§ **Written problem**
Extract all records. Keep each one exact.

§ **Data in this exercise**

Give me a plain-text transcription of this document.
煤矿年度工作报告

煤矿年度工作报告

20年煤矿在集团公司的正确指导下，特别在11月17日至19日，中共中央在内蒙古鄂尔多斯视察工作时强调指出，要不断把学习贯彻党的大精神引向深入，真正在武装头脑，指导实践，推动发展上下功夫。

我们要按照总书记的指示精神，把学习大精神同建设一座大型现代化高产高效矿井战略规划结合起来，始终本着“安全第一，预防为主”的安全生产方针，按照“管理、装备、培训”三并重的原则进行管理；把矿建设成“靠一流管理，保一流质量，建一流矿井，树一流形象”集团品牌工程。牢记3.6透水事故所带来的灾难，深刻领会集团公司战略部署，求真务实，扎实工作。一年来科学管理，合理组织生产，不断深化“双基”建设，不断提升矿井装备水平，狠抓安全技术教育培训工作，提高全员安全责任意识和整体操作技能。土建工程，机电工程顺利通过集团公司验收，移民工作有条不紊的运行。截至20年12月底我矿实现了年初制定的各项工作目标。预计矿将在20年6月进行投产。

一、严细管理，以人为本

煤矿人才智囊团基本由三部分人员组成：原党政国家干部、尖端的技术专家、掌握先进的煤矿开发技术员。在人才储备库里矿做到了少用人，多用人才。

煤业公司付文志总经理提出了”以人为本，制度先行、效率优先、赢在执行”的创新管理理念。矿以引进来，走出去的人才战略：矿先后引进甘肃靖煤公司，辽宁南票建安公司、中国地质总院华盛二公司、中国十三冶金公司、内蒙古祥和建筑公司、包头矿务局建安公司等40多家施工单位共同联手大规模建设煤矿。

§ **The output**
Give me a plain-text transcription of this document.
煤矿年度工作报告

煤矿年度工作报告

20年煤矿在集团公司的正确指导下，特别在11月17日至19日，中共中央在内蒙古鄂尔多斯视察工作时强调指出，要不断把学习贯彻党的大精神引向深入，真正在武装头脑，指导实践，推动发展上下功夫。

我们要按照总书记的指示精神，把学习大精神同建设一座大型现代化高产高效矿井战略规划结合起来，始终本着“安全第一，预防为主”的安全生产方针，按照“管理、装备、培训”三并重的原则进行管理；把矿建设成“靠一流管理，保一流质量，建一流矿井，树一流形象”集团品牌工程。牢记3.6透水事故所带来的灾难，深刻领会集团公司战略部署，求真务实，扎实工作。一年来科学管理，合理组织生产，不断深化“双基”建设，不断提升矿井装备水平，狠抓安全技术教育培训工作，提高全员安全责任意识和整体操作技能。土建工程，机电工程顺利通过集团公司验收，移民工作有条不紊的运行。截至20年12月底我矿实现了年初制定的各项工作目标。预计矿将在20年6月进行投产。

一、严细管理，以人为本

煤矿人才智囊团基本由三部分人员组成：原党政国家干部、尖端的技术专家、掌握先进的煤矿开发技术员。在人才储备库里矿做到了少用人，多用人才。

煤业公司付文志总经理提出了”以人为本，制度先行、效率优先、赢在执行”的创新管理理念。矿以引进来，走出去的人才战略：矿先后引进甘肃靖煤公司，辽宁南票建安公司、中国地质总院华盛二公司、中国十三冶金公司、内蒙古祥和建筑公司、包头矿务局建安公司等40多家施工单位共同联手大规模建设煤矿。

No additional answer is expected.